→ SUPPLIED MATERIAL

◇ ◇ ◇ ◇ ◇ ◇ ◇

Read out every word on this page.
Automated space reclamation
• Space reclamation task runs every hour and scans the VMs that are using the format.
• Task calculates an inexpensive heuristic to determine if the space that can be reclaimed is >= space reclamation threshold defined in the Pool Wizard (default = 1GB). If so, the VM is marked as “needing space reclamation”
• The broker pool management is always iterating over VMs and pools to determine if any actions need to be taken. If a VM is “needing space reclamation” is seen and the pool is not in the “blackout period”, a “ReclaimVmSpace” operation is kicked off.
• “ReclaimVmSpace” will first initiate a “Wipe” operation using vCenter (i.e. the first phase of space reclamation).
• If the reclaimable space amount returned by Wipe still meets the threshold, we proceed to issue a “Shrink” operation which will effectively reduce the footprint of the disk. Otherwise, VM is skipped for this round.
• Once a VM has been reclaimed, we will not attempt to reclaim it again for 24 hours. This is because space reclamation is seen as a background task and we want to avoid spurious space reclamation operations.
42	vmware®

◇ ◇ ◇ ◇ ◇ ◇ ◇

→ OBJECTIVE
Return each line of the data exactly as written above.

→ COMPLETE ANSWER
Read out every word on this page.
Automated space reclamation
• Space reclamation task runs every hour and scans the VMs that are using the format.
• Task calculates an inexpensive heuristic to determine if the space that can be reclaimed is >= space reclamation threshold defined in the Pool Wizard (default = 1GB). If so, the VM is marked as “needing space reclamation”
• The broker pool management is always iterating over VMs and pools to determine if any actions need to be taken. If a VM is “needing space reclamation” is seen and the pool is not in the “blackout period”, a “ReclaimVmSpace” operation is kicked off.
• “ReclaimVmSpace” will first initiate a “Wipe” operation using vCenter (i.e. the first phase of space reclamation).
• If the reclaimable space amount returned by Wipe still meets the threshold, we proceed to issue a “Shrink” operation which will effectively reduce the footprint of the disk. Otherwise, VM is skipped for this round.
• Once a VM has been reclaimed, we will not attempt to reclaim it again for 24 hours. This is because space reclamation is seen as a background task and we want to avoid spurious space reclamation operations.
42	vmware®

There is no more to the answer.